** start of Information shown **

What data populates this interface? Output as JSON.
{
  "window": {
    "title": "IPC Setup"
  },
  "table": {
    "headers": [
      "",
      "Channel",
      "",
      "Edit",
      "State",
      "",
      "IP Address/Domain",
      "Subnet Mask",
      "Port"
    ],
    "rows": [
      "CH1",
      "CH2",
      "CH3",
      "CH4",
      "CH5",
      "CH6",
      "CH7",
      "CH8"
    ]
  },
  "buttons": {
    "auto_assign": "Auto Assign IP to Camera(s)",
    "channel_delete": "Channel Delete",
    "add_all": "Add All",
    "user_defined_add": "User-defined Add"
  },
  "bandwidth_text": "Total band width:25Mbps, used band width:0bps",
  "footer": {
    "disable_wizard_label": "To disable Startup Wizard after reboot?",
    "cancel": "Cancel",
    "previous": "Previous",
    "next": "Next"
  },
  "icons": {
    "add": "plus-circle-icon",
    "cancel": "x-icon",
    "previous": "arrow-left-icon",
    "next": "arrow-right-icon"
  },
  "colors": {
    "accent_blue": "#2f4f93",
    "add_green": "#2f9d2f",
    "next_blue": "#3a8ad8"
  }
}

** end of Information shown **

» **Task**:
All the data must be duplicated exactly, with nothing added or removed.

» **Full response**:
What data populates this interface? Output as JSON.
{
  "window": {
    "title": "IPC Setup"
  },
  "table": {
    "headers": [
      "",
      "Channel",
      "",
      "Edit",
      "State",
      "",
      "IP Address/Domain",
      "Subnet Mask",
      "Port"
    ],
    "rows": [
      "CH1",
      "CH2",
      "CH3",
      "CH4",
      "CH5",
      "CH6",
      "CH7",
      "CH8"
    ]
  },
  "buttons": {
    "auto_assign": "Auto Assign IP to Camera(s)",
    "channel_delete": "Channel Delete",
    "add_all": "Add All",
    "user_defined_add": "User-defined Add"
  },
  "bandwidth_text": "Total band width:25Mbps, used band width:0bps",
  "footer": {
    "disable_wizard_label": "To disable Startup Wizard after reboot?",
    "cancel": "Cancel",
    "previous": "Previous",
    "next": "Next"
  },
  "icons": {
    "add": "plus-circle-icon",
    "cancel": "x-icon",
    "previous": "arrow-left-icon",
    "next": "arrow-right-icon"
  },
  "colors": {
    "accent_blue": "#2f4f93",
    "add_green": "#2f9d2f",
    "next_blue": "#3a8ad8"
  }
}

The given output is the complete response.